- Exercise inputs:

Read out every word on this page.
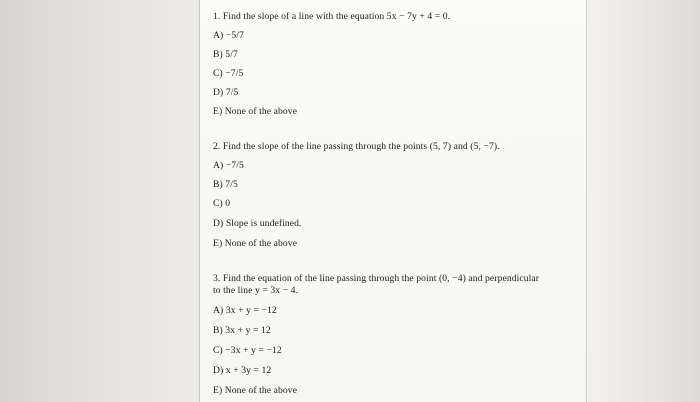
1. Find the slope of a line with the equation 5x − 7y + 4 = 0.
A) −5/7
B) 5/7
C) −7/5
D) 7/5
E) None of the above
2. Find the slope of the line passing through the points (5, 7) and (5, −7).
A) −7/5
B) 7/5
C) 0
D) Slope is undefined.
E) None of the above
3. Find the equation of the line passing through the point (0, −4) and perpendicular
to the line y = 3x − 4.
A) 3x + y = −12
B) 3x + y = 12
C) −3x + y = −12
D) x + 3y = 12
E) None of the above
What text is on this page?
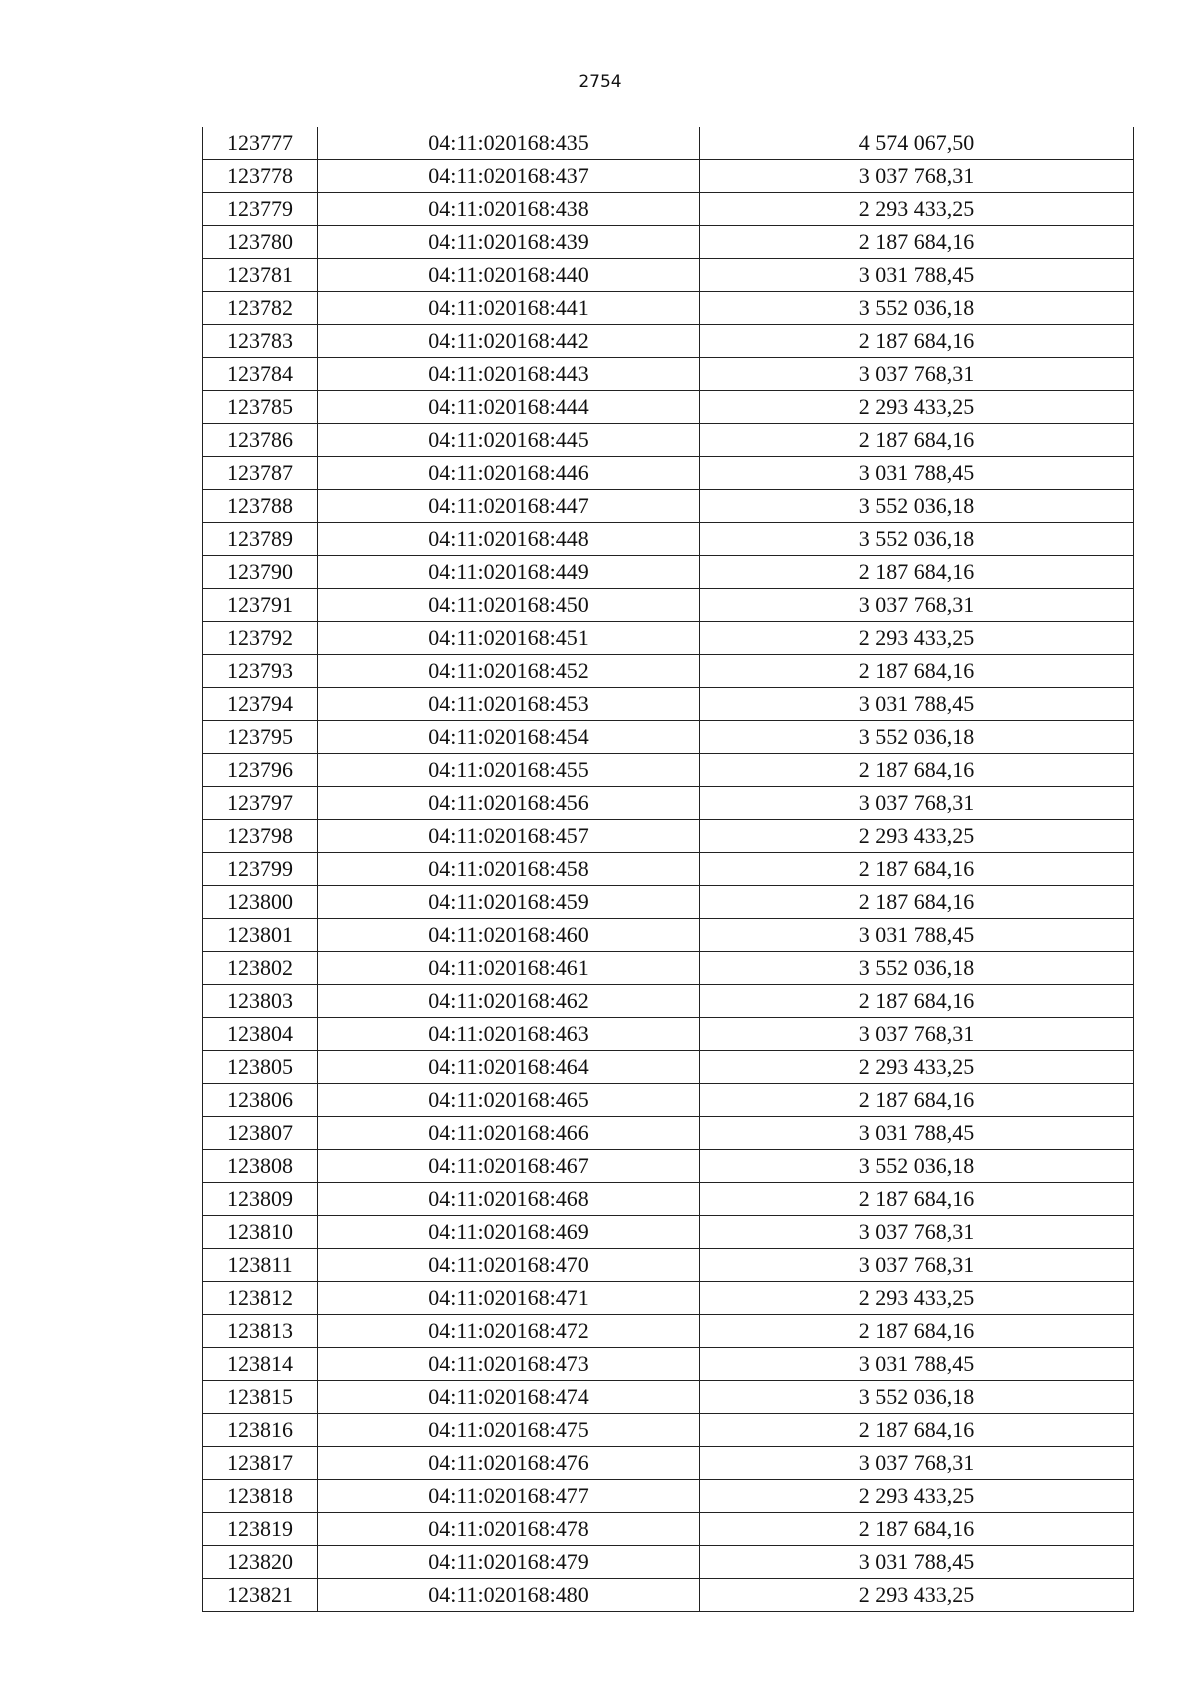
2754
123777	04:11:020168:435	4 574 067,50
123778	04:11:020168:437	3 037 768,31
123779	04:11:020168:438	2 293 433,25
123780	04:11:020168:439	2 187 684,16
123781	04:11:020168:440	3 031 788,45
123782	04:11:020168:441	3 552 036,18
123783	04:11:020168:442	2 187 684,16
123784	04:11:020168:443	3 037 768,31
123785	04:11:020168:444	2 293 433,25
123786	04:11:020168:445	2 187 684,16
123787	04:11:020168:446	3 031 788,45
123788	04:11:020168:447	3 552 036,18
123789	04:11:020168:448	3 552 036,18
123790	04:11:020168:449	2 187 684,16
123791	04:11:020168:450	3 037 768,31
123792	04:11:020168:451	2 293 433,25
123793	04:11:020168:452	2 187 684,16
123794	04:11:020168:453	3 031 788,45
123795	04:11:020168:454	3 552 036,18
123796	04:11:020168:455	2 187 684,16
123797	04:11:020168:456	3 037 768,31
123798	04:11:020168:457	2 293 433,25
123799	04:11:020168:458	2 187 684,16
123800	04:11:020168:459	2 187 684,16
123801	04:11:020168:460	3 031 788,45
123802	04:11:020168:461	3 552 036,18
123803	04:11:020168:462	2 187 684,16
123804	04:11:020168:463	3 037 768,31
123805	04:11:020168:464	2 293 433,25
123806	04:11:020168:465	2 187 684,16
123807	04:11:020168:466	3 031 788,45
123808	04:11:020168:467	3 552 036,18
123809	04:11:020168:468	2 187 684,16
123810	04:11:020168:469	3 037 768,31
123811	04:11:020168:470	3 037 768,31
123812	04:11:020168:471	2 293 433,25
123813	04:11:020168:472	2 187 684,16
123814	04:11:020168:473	3 031 788,45
123815	04:11:020168:474	3 552 036,18
123816	04:11:020168:475	2 187 684,16
123817	04:11:020168:476	3 037 768,31
123818	04:11:020168:477	2 293 433,25
123819	04:11:020168:478	2 187 684,16
123820	04:11:020168:479	3 031 788,45
123821	04:11:020168:480	2 293 433,25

- Written task: Leave out the pictures and give the rest of the records again exactly.

- Complete output:
Read out every word on this page.
1. Find the slope of a line with the equation 5x − 7y + 4 = 0.
A) −5/7
B) 5/7
C) −7/5
D) 7/5
E) None of the above
2. Find the slope of the line passing through the points (5, 7) and (5, −7).
A) −7/5
B) 7/5
C) 0
D) Slope is undefined.
E) None of the above
3. Find the equation of the line passing through the point (0, −4) and perpendicular
to the line y = 3x − 4.
A) 3x + y = −12
B) 3x + y = 12
C) −3x + y = −12
D) x + 3y = 12
E) None of the above
What text is on this page?
2754
123777	04:11:020168:435	4 574 067,50
123778	04:11:020168:437	3 037 768,31
123779	04:11:020168:438	2 293 433,25
123780	04:11:020168:439	2 187 684,16
123781	04:11:020168:440	3 031 788,45
123782	04:11:020168:441	3 552 036,18
123783	04:11:020168:442	2 187 684,16
123784	04:11:020168:443	3 037 768,31
123785	04:11:020168:444	2 293 433,25
123786	04:11:020168:445	2 187 684,16
123787	04:11:020168:446	3 031 788,45
123788	04:11:020168:447	3 552 036,18
123789	04:11:020168:448	3 552 036,18
123790	04:11:020168:449	2 187 684,16
123791	04:11:020168:450	3 037 768,31
123792	04:11:020168:451	2 293 433,25
123793	04:11:020168:452	2 187 684,16
123794	04:11:020168:453	3 031 788,45
123795	04:11:020168:454	3 552 036,18
123796	04:11:020168:455	2 187 684,16
123797	04:11:020168:456	3 037 768,31
123798	04:11:020168:457	2 293 433,25
123799	04:11:020168:458	2 187 684,16
123800	04:11:020168:459	2 187 684,16
123801	04:11:020168:460	3 031 788,45
123802	04:11:020168:461	3 552 036,18
123803	04:11:020168:462	2 187 684,16
123804	04:11:020168:463	3 037 768,31
123805	04:11:020168:464	2 293 433,25
123806	04:11:020168:465	2 187 684,16
123807	04:11:020168:466	3 031 788,45
123808	04:11:020168:467	3 552 036,18
123809	04:11:020168:468	2 187 684,16
123810	04:11:020168:469	3 037 768,31
123811	04:11:020168:470	3 037 768,31
123812	04:11:020168:471	2 293 433,25
123813	04:11:020168:472	2 187 684,16
123814	04:11:020168:473	3 031 788,45
123815	04:11:020168:474	3 552 036,18
123816	04:11:020168:475	2 187 684,16
123817	04:11:020168:476	3 037 768,31
123818	04:11:020168:477	2 293 433,25
123819	04:11:020168:478	2 187 684,16
123820	04:11:020168:479	3 031 788,45
123821	04:11:020168:480	2 293 433,25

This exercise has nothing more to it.